--- Texte à lire ---
©Michio ISHIKAWA SanctuaireSanctuaire Oyama au sommet de Tateyama
Par ISHIKAWA Michio
"L’Enfer de Tateyama est aujourd’hui appelé “Jigokudani” (la vallée de l’enfer), et c’est l’endroit le plus élevé du Japon où de l’eau chaude jaillit naturellement de la terre (altitude 2300 m). Les environs de la source étant dangereux à cause des jets brûlants et des gaz nocifs.
L’Enfer de Tateyama, dont on disait autrefois qu’elle rassemblait les âmes des morts..."
*Les montagnes de Tateyama se trouvent dans les Alpes Nord au Japon
Si les Japonais ont voué depuis les temps anciens un culte particulier à la nature et aux sources chaudes, le culte de la montagne, Sangaku-shinkō, est lui aussi quelque chose de très important. Il a en effet exercé une grande influence sur le développement des onsen. Et lorsque le bouddhisme est arrivé au Japon au 6ème siècle, ce culte de la montagne a lui aussi été fortement influencé par le bouddhisme.
Les satoyama, ces zones semi-cultivées situées en bordure des villages, sont devenues partie intégrante de la vie des gens, leur fournissant du bois de feu, des denrées alimentaires, etc. Les habitants en ont fait des lieux de culte en installant à l’entrée de petits sanctuaires entourés d’un bosquet sacré. A l’opposé, les montagnes à l’eau abondante, les volcans, les sommets à la silhouette élégante et les rochers imposants inspiraient des sentiments de crainte et de respect, et ils recevaient la visite de montagnards adeptes des pratiques ascétiques (sanrin shūgyōsha). Si le Mont Fuji a été classé au patrimoine mondial de l’Unesco, c’est parce qu’en plus de sa beauté en tant que montagne, la culture et l’histoire du “culte du Mont Fuji”, qui dispose de Fuji-jinja (sanctuaires Fuji) dans l’ensemble du pays, ont été hautement évaluées. Ces montagnes étaient habitées par un “dieu de la montagne” (Yama-no-kami) et les volcans par un “dieu du feu” (Hi-no-kami), et les personnes qui s’y aventuraient devaient respecter toutes sortes d’interdictions.
--- Données brutes ---
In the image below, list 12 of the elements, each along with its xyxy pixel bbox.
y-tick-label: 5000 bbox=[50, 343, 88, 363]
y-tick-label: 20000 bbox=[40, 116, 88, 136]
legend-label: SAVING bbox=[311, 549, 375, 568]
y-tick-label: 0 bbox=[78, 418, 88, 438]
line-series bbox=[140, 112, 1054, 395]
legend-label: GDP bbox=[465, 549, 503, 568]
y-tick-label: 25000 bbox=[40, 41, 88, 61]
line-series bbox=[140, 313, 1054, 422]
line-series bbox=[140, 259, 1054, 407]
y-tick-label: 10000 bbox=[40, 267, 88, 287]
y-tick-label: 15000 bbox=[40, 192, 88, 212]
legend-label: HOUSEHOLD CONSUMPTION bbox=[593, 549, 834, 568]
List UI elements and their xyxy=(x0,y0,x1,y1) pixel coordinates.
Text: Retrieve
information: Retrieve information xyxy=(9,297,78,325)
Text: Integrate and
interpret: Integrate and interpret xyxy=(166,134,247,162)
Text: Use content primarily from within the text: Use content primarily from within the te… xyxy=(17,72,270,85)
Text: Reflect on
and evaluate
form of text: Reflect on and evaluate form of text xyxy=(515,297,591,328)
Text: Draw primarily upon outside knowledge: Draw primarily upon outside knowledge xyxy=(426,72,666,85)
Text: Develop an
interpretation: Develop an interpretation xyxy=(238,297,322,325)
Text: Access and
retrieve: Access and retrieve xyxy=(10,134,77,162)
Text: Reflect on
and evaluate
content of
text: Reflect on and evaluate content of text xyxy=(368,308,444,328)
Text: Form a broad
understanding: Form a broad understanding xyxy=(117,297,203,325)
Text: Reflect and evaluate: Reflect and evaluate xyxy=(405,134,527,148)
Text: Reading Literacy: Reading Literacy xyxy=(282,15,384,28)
---
--- Données brutes ---
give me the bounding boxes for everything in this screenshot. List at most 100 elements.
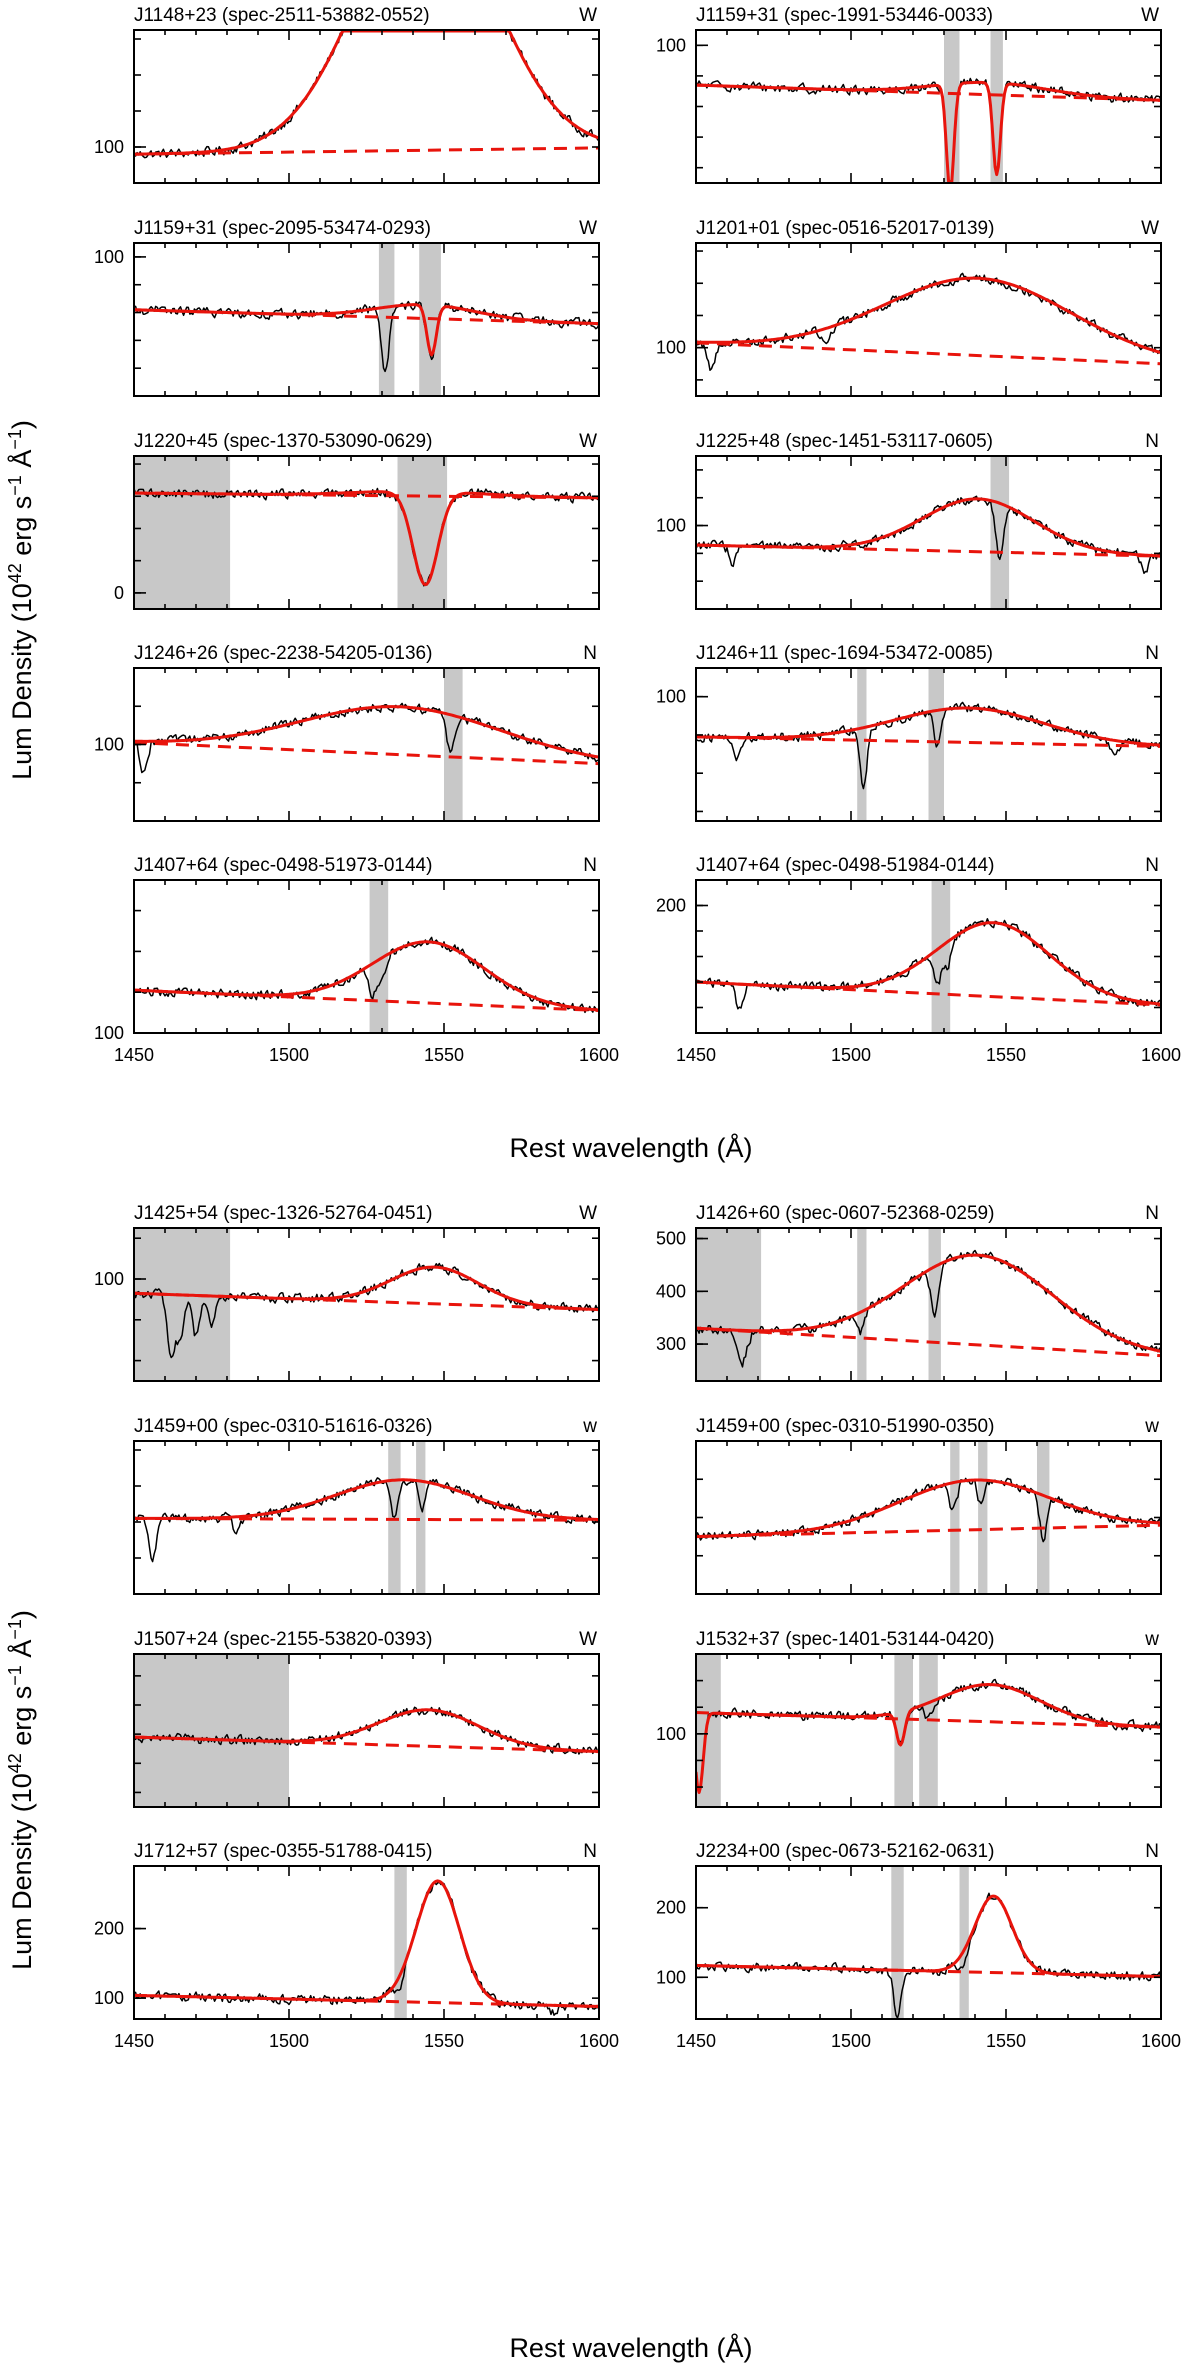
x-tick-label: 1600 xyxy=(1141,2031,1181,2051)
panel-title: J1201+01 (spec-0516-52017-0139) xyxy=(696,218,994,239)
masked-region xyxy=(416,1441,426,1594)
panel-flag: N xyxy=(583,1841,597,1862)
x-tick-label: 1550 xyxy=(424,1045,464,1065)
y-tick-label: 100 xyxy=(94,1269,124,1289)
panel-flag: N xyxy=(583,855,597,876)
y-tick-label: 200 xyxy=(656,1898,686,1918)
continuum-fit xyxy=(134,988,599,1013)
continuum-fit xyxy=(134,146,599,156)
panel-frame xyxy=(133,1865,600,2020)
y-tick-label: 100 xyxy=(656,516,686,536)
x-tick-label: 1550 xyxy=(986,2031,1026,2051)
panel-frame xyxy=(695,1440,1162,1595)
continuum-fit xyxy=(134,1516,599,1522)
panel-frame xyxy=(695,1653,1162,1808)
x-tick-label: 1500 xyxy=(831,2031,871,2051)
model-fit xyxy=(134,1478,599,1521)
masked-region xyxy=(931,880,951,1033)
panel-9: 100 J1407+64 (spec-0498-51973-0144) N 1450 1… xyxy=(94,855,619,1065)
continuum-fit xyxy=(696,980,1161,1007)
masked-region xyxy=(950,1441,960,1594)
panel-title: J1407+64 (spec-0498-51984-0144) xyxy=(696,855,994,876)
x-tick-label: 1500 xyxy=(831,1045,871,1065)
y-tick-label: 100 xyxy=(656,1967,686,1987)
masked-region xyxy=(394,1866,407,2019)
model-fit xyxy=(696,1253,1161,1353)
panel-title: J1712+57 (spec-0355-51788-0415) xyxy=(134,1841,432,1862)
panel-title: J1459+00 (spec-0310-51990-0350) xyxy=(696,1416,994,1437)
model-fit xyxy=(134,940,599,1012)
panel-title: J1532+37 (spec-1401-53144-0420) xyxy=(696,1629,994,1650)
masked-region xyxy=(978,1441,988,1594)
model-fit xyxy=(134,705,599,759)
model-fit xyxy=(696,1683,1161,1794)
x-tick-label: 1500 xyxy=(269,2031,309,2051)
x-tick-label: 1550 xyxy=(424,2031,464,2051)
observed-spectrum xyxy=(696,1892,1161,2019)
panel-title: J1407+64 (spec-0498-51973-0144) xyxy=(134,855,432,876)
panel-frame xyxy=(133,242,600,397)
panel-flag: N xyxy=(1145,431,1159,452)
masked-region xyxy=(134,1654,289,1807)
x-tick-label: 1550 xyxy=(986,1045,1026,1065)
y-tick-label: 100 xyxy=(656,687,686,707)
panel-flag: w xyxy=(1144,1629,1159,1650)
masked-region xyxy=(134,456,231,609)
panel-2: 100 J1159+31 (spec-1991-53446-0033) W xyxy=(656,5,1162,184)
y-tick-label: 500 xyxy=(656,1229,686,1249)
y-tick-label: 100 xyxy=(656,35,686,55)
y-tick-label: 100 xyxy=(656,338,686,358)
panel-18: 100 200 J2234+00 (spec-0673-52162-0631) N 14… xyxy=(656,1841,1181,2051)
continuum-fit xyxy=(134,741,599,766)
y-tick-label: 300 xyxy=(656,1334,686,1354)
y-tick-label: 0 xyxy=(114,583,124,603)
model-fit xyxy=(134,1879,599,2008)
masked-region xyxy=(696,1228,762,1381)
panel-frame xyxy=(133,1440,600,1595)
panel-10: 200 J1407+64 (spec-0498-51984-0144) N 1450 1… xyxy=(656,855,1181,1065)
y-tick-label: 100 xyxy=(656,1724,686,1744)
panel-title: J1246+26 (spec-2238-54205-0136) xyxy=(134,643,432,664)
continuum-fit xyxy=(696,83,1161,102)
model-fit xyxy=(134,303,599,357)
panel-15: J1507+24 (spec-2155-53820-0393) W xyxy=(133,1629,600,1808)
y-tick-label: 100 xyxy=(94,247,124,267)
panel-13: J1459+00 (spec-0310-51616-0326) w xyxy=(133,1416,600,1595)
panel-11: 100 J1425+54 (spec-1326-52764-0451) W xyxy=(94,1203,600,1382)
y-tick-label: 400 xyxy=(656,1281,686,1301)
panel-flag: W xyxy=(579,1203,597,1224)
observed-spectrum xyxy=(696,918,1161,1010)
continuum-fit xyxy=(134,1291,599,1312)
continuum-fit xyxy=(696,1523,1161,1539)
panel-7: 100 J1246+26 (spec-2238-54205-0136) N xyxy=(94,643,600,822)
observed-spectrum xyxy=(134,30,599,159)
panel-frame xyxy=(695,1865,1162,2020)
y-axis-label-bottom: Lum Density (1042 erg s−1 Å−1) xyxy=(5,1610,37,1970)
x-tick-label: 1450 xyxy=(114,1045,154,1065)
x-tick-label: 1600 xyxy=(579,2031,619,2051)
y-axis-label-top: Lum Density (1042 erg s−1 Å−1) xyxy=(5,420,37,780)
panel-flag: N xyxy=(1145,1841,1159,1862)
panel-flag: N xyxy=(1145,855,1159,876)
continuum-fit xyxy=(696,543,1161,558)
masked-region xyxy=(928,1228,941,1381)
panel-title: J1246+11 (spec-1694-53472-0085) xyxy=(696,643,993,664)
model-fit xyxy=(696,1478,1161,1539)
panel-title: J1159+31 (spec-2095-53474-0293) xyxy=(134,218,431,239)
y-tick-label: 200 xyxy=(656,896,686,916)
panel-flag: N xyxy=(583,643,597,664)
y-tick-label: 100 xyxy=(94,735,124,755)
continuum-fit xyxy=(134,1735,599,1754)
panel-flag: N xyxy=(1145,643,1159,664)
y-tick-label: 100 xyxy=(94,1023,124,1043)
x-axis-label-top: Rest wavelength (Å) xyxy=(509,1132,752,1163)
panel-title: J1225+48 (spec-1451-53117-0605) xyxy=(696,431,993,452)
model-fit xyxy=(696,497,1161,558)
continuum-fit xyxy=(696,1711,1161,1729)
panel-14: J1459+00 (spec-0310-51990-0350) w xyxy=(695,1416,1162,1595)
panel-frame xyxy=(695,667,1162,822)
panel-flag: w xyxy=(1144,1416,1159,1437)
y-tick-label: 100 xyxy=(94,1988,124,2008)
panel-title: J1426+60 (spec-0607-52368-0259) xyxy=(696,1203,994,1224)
---
--- Données brutes ---
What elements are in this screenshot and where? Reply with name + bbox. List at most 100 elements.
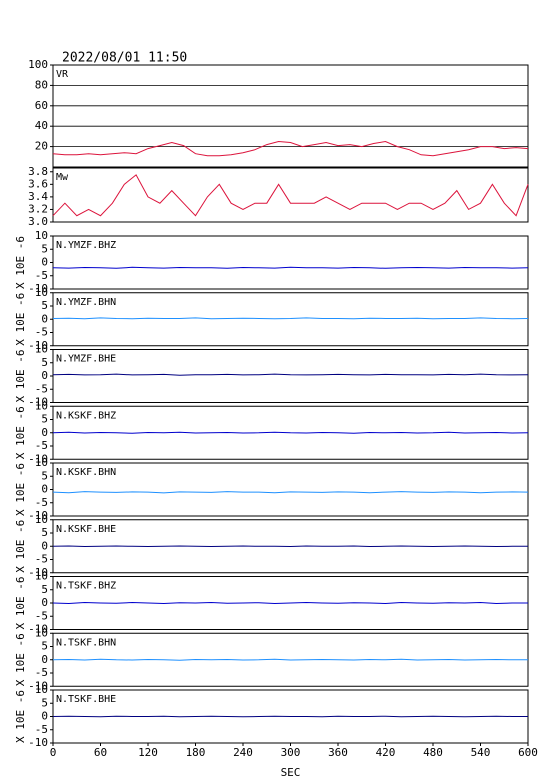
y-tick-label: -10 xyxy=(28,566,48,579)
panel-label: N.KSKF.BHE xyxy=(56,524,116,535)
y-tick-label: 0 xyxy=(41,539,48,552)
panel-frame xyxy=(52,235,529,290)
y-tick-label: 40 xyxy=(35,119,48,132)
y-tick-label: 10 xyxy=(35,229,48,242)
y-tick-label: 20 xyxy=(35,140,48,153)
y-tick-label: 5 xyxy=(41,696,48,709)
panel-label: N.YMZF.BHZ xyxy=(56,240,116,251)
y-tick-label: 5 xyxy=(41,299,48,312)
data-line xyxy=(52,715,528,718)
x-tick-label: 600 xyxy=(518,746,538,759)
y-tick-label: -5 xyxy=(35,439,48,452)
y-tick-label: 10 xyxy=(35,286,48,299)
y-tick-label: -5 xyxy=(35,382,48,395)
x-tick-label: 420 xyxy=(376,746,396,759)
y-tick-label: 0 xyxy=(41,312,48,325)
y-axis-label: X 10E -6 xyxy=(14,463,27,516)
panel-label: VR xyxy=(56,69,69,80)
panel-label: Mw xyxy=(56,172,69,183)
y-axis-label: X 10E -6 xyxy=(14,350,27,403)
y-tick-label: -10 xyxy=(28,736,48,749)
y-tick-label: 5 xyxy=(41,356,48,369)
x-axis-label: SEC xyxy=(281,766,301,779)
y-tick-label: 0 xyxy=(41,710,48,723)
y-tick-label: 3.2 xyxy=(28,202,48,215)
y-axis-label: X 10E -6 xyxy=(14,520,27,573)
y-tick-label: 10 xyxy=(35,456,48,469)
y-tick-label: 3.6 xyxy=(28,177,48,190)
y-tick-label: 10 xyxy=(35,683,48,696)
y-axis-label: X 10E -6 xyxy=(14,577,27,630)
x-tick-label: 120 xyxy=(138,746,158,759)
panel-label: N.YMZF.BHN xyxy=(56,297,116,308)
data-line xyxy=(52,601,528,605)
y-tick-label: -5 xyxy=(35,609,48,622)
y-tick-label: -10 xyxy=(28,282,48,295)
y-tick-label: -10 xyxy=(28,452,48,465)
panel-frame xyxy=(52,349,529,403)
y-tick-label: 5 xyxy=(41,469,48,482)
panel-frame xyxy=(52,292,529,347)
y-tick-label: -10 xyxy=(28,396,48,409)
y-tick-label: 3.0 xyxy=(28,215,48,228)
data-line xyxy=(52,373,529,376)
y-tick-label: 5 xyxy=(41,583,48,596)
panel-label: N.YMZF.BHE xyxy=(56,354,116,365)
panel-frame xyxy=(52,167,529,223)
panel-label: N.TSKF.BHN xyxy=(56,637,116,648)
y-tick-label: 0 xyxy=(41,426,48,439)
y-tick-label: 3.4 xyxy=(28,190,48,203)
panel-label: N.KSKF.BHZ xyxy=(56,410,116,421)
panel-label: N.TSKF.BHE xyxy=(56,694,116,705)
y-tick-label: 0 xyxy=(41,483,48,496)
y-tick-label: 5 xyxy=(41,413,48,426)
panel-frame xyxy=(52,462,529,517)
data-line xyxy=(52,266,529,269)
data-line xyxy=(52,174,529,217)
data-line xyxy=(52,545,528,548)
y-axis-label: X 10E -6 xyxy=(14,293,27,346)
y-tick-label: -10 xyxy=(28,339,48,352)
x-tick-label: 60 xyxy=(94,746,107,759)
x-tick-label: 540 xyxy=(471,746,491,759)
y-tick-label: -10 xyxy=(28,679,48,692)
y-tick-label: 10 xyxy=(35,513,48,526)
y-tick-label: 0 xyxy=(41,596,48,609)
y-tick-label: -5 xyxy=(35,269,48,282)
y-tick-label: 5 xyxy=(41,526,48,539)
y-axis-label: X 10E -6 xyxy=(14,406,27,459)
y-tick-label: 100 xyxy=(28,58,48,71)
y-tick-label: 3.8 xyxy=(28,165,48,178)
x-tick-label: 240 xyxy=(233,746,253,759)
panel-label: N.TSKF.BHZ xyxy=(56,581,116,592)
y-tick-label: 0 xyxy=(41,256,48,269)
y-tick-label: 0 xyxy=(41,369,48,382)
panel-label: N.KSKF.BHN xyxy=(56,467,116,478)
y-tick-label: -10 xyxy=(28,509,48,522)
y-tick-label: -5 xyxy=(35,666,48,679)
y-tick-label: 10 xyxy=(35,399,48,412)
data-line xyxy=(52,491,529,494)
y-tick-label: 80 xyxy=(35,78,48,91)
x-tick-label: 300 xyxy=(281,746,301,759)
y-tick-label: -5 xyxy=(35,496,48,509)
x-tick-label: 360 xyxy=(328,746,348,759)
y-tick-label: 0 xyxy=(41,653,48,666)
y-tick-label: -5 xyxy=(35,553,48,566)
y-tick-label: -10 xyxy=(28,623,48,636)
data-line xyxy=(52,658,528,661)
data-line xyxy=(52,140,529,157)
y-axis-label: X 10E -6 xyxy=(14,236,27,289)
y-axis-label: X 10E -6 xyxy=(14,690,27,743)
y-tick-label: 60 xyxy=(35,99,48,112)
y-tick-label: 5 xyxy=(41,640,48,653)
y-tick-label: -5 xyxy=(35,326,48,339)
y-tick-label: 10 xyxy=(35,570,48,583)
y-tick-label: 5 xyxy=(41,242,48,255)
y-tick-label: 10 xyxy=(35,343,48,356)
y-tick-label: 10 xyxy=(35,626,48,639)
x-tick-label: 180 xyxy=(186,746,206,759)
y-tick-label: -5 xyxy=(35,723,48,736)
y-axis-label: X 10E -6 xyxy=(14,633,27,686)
---
Consignes –
1. Modifiez l'extrait du texte sur Tateyama qui commence aux mots "L’Enfer de Tateyama, dont" et se termine après "par le bouddhisme.", en remplaçant "onsen" par "sources thermales".
2. D'après le texte sur Tateyama, à quelle altitude se trouve Jigokudani ?
3. Rédigez la suite du texte sur le culte de la montagne au Japon.
Les lignes n'ont aucune utilité pour ce travail.

Corrigés –
1.
L’Enfer de Tateyama, dont on disait autrefois qu’elle rassemblait les âmes des morts..."
*Les montagnes de Tateyama se trouvent dans les Alpes Nord au Japon
Si les Japonais ont voué depuis les temps anciens un culte particulier à la nature et aux sources chaudes, le culte de la montagne, Sangaku-shinkō, est lui aussi quelque chose de très important. Il a en effet exercé une grande influence sur le développement des sources thermales. Et lorsque le bouddhisme est arrivé au Japon au 6ème siècle, ce culte de la montagne a lui aussi été fortement influencé par le bouddhisme.

2. À 2300 m d'altitude.

3.
Les montagnes de Tateyama (Les Alpes Nord du Japon)
Ce qui est intéressant, en tant qu’élément lié à la vision de la vie et de la mort des Japonais, c’est que les montagnes ont, depuis toujours, été considérées comme des endroits où l’âme des défunts s’élève après la mort. Les montagnes reculées étaient perçues comme “l’autre monde”. Le Mt Tateyama (région du Chūbu, altitude d’environ 3000 m), le Mt Osore-zan et le Mt Gassan (région du Tōhoku), pour ne citer qu’eux, sont connus comme étant des montagnes où se rassemblent les âmes des défunts. Or ces trois sommets comportent tous des sources naturelles d’eau chaude, et le lien est donc étroit.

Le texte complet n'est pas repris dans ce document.